[Data entries]
>> Start

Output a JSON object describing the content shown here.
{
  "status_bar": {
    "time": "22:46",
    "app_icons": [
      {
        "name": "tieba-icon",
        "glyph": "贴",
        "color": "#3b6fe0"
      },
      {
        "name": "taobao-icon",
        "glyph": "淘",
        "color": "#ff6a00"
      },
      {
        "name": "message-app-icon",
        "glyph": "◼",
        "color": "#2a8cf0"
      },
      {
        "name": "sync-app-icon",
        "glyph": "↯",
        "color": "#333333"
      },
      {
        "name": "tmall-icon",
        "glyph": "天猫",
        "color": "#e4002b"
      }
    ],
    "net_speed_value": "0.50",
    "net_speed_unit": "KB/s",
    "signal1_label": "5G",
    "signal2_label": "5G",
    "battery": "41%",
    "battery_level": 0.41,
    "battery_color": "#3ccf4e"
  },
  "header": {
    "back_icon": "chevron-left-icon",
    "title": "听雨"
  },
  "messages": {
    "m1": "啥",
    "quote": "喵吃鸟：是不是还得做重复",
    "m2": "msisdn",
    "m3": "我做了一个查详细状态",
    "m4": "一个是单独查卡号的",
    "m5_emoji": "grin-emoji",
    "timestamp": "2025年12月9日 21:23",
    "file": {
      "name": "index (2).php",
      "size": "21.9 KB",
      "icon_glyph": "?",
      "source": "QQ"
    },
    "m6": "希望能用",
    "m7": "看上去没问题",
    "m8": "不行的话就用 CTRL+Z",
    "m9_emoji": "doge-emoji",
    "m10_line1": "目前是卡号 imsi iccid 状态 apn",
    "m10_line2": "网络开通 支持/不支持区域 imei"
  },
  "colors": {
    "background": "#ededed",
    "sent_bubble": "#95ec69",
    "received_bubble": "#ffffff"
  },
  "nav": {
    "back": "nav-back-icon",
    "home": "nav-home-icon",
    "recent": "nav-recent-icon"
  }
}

>> End

WHAT TO WORK ON »
Type out the full listing again, exactly as given.

REPLY »
Output a JSON object describing the content shown here.
{
  "status_bar": {
    "time": "22:46",
    "app_icons": [
      {
        "name": "tieba-icon",
        "glyph": "贴",
        "color": "#3b6fe0"
      },
      {
        "name": "taobao-icon",
        "glyph": "淘",
        "color": "#ff6a00"
      },
      {
        "name": "message-app-icon",
        "glyph": "◼",
        "color": "#2a8cf0"
      },
      {
        "name": "sync-app-icon",
        "glyph": "↯",
        "color": "#333333"
      },
      {
        "name": "tmall-icon",
        "glyph": "天猫",
        "color": "#e4002b"
      }
    ],
    "net_speed_value": "0.50",
    "net_speed_unit": "KB/s",
    "signal1_label": "5G",
    "signal2_label": "5G",
    "battery": "41%",
    "battery_level": 0.41,
    "battery_color": "#3ccf4e"
  },
  "header": {
    "back_icon": "chevron-left-icon",
    "title": "听雨"
  },
  "messages": {
    "m1": "啥",
    "quote": "喵吃鸟：是不是还得做重复",
    "m2": "msisdn",
    "m3": "我做了一个查详细状态",
    "m4": "一个是单独查卡号的",
    "m5_emoji": "grin-emoji",
    "timestamp": "2025年12月9日 21:23",
    "file": {
      "name": "index (2).php",
      "size": "21.9 KB",
      "icon_glyph": "?",
      "source": "QQ"
    },
    "m6": "希望能用",
    "m7": "看上去没问题",
    "m8": "不行的话就用 CTRL+Z",
    "m9_emoji": "doge-emoji",
    "m10_line1": "目前是卡号 imsi iccid 状态 apn",
    "m10_line2": "网络开通 支持/不支持区域 imei"
  },
  "colors": {
    "background": "#ededed",
    "sent_bubble": "#95ec69",
    "received_bubble": "#ffffff"
  },
  "nav": {
    "back": "nav-back-icon",
    "home": "nav-home-icon",
    "recent": "nav-recent-icon"
  }
}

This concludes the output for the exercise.